Review the lines that follow and copy each one that contains the word "JSON".

== Material for this task ==
***

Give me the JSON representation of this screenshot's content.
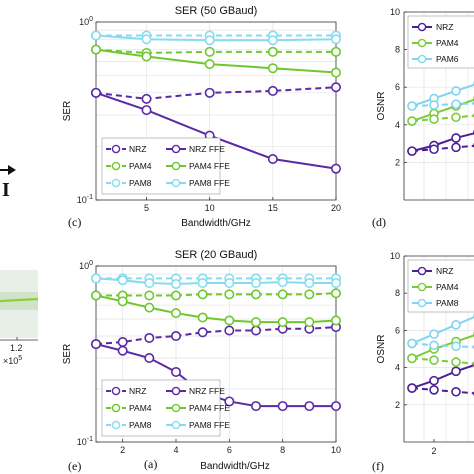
{
  "colors": {
    "nrz": "#5b2aa5",
    "pam4": "#6fc72f",
    "pam8": "#86dcef",
    "nrz_right": "#4b1f97",
    "pam4_right": "#78cc38",
    "pam8_right": "#7fd6ee",
    "left_strip_trace": "#8fd03a"
  },
  "labels": {
    "panel_c": "(c)",
    "panel_d": "(d)",
    "panel_e": "(e)",
    "panel_a": "(a)",
    "panel_f": "(f)",
    "left_tick_12": "1.2",
    "left_exp": "×10",
    "left_exp_power": "5",
    "left_glyph": "I"
  },
  "chart_data": [
    {
      "id": "c",
      "type": "line",
      "title": "SER (50 GBaud)",
      "xlabel": "Bandwidth/GHz",
      "ylabel": "SER",
      "xlim": [
        1,
        20
      ],
      "ylim": [
        0.1,
        1
      ],
      "yscale": "log",
      "xticks": [
        5,
        10,
        15,
        20
      ],
      "yticks": [
        {
          "v": 1,
          "base": "10",
          "exp": "0"
        },
        {
          "v": 0.1,
          "base": "10",
          "exp": "-1"
        }
      ],
      "grid": true,
      "legend_position": "lower-left, two columns",
      "x": [
        1,
        5,
        10,
        15,
        20
      ],
      "series": [
        {
          "name": "NRZ",
          "color_key": "nrz",
          "dashed": true,
          "values": [
            0.4,
            0.37,
            0.4,
            0.41,
            0.43
          ]
        },
        {
          "name": "NRZ FFE",
          "color_key": "nrz",
          "dashed": false,
          "values": [
            0.4,
            0.32,
            0.23,
            0.17,
            0.15
          ]
        },
        {
          "name": "PAM4",
          "color_key": "pam4",
          "dashed": true,
          "values": [
            0.7,
            0.67,
            0.68,
            0.68,
            0.68
          ]
        },
        {
          "name": "PAM4 FFE",
          "color_key": "pam4",
          "dashed": false,
          "values": [
            0.7,
            0.64,
            0.58,
            0.55,
            0.52
          ]
        },
        {
          "name": "PAM8",
          "color_key": "pam8",
          "dashed": true,
          "values": [
            0.84,
            0.84,
            0.84,
            0.84,
            0.84
          ]
        },
        {
          "name": "PAM8 FFE",
          "color_key": "pam8",
          "dashed": false,
          "values": [
            0.84,
            0.8,
            0.79,
            0.79,
            0.8
          ]
        }
      ]
    },
    {
      "id": "e",
      "type": "line",
      "title": "SER (20 GBaud)",
      "xlabel": "Bandwidth/GHz",
      "ylabel": "SER",
      "xlim": [
        1,
        10
      ],
      "ylim": [
        0.1,
        1
      ],
      "yscale": "log",
      "xticks": [
        2,
        4,
        6,
        8,
        10
      ],
      "yticks": [
        {
          "v": 1,
          "base": "10",
          "exp": "0"
        },
        {
          "v": 0.1,
          "base": "10",
          "exp": "-1"
        }
      ],
      "grid": true,
      "legend_position": "lower-left, two columns",
      "x": [
        1,
        2,
        3,
        4,
        5,
        6,
        7,
        8,
        9,
        10
      ],
      "series": [
        {
          "name": "NRZ",
          "color_key": "nrz",
          "dashed": true,
          "values": [
            0.36,
            0.37,
            0.39,
            0.4,
            0.42,
            0.43,
            0.43,
            0.44,
            0.44,
            0.45
          ]
        },
        {
          "name": "NRZ FFE",
          "color_key": "nrz",
          "dashed": false,
          "values": [
            0.36,
            0.33,
            0.3,
            0.25,
            0.19,
            0.17,
            0.16,
            0.16,
            0.16,
            0.16
          ]
        },
        {
          "name": "PAM4",
          "color_key": "pam4",
          "dashed": true,
          "values": [
            0.68,
            0.68,
            0.68,
            0.68,
            0.69,
            0.69,
            0.69,
            0.69,
            0.69,
            0.7
          ]
        },
        {
          "name": "PAM4 FFE",
          "color_key": "pam4",
          "dashed": false,
          "values": [
            0.68,
            0.63,
            0.58,
            0.54,
            0.51,
            0.49,
            0.48,
            0.48,
            0.48,
            0.49
          ]
        },
        {
          "name": "PAM8",
          "color_key": "pam8",
          "dashed": true,
          "values": [
            0.85,
            0.85,
            0.85,
            0.85,
            0.85,
            0.85,
            0.85,
            0.85,
            0.85,
            0.85
          ]
        },
        {
          "name": "PAM8 FFE",
          "color_key": "pam8",
          "dashed": false,
          "values": [
            0.85,
            0.83,
            0.8,
            0.79,
            0.8,
            0.8,
            0.8,
            0.81,
            0.8,
            0.8
          ]
        }
      ]
    },
    {
      "id": "d",
      "type": "line",
      "title": "",
      "xlabel": "",
      "ylabel": "OSNR",
      "ylim": [
        0,
        10
      ],
      "yticks": [
        10,
        8,
        6,
        4,
        2
      ],
      "xticks": [],
      "grid": true,
      "legend_position": "top-left",
      "series": [
        {
          "name": "NRZ",
          "color_key": "nrz_right",
          "dashed": false,
          "values": [
            2.6,
            2.9,
            3.3,
            3.6
          ]
        },
        {
          "name": "NRZ",
          "color_key": "nrz_right",
          "dashed": true,
          "values": [
            2.6,
            2.7,
            2.8,
            2.9
          ]
        },
        {
          "name": "PAM4",
          "color_key": "pam4_right",
          "dashed": false,
          "values": [
            4.2,
            4.6,
            5.0,
            5.4
          ]
        },
        {
          "name": "PAM4",
          "color_key": "pam4_right",
          "dashed": true,
          "values": [
            4.2,
            4.3,
            4.4,
            4.5
          ]
        },
        {
          "name": "PAM6",
          "color_key": "pam8_right",
          "dashed": false,
          "values": [
            5.0,
            5.4,
            5.8,
            6.2
          ]
        },
        {
          "name": "PAM6",
          "color_key": "pam8_right",
          "dashed": true,
          "values": [
            5.0,
            5.05,
            5.1,
            5.15
          ]
        }
      ],
      "legend": [
        "NRZ",
        "PAM4",
        "PAM6"
      ]
    },
    {
      "id": "f",
      "type": "line",
      "title": "",
      "xlabel": "",
      "ylabel": "OSNR",
      "ylim": [
        0,
        10
      ],
      "yticks": [
        10,
        8,
        6,
        4,
        2
      ],
      "xticks": [
        2
      ],
      "grid": true,
      "legend_position": "top-left",
      "series": [
        {
          "name": "NRZ",
          "color_key": "nrz_right",
          "dashed": false,
          "values": [
            2.9,
            3.3,
            3.8,
            4.2
          ]
        },
        {
          "name": "NRZ",
          "color_key": "nrz_right",
          "dashed": true,
          "values": [
            2.9,
            2.8,
            2.7,
            2.6
          ]
        },
        {
          "name": "PAM4",
          "color_key": "pam4_right",
          "dashed": false,
          "values": [
            4.5,
            5.0,
            5.4,
            5.8
          ]
        },
        {
          "name": "PAM4",
          "color_key": "pam4_right",
          "dashed": true,
          "values": [
            4.5,
            4.4,
            4.3,
            4.2
          ]
        },
        {
          "name": "PAM8",
          "color_key": "pam8_right",
          "dashed": false,
          "values": [
            5.3,
            5.8,
            6.3,
            6.8
          ]
        },
        {
          "name": "PAM8",
          "color_key": "pam8_right",
          "dashed": true,
          "values": [
            5.3,
            5.2,
            5.15,
            5.1
          ]
        }
      ],
      "legend": [
        "NRZ",
        "PAM4",
        "PAM8"
      ]
    }
  ]
}
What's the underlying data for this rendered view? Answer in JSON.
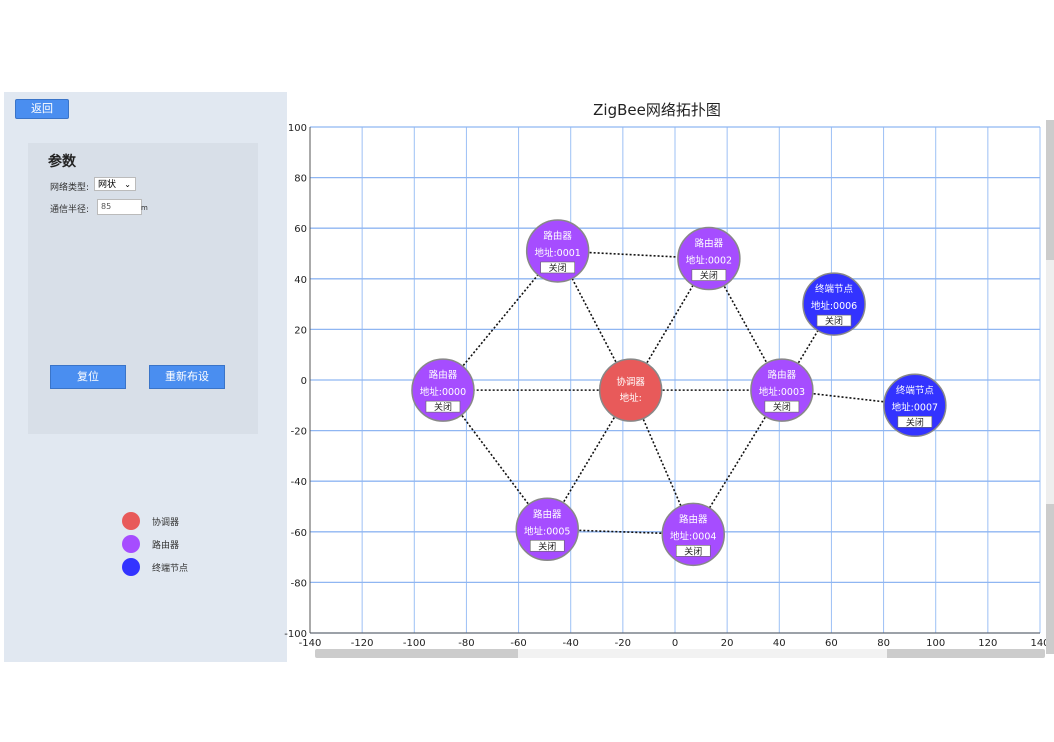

***

== Right answer ==
Give me the JSON representation of this screenshot's content.
What's the underlying data for this rendered view? Answer in JSON.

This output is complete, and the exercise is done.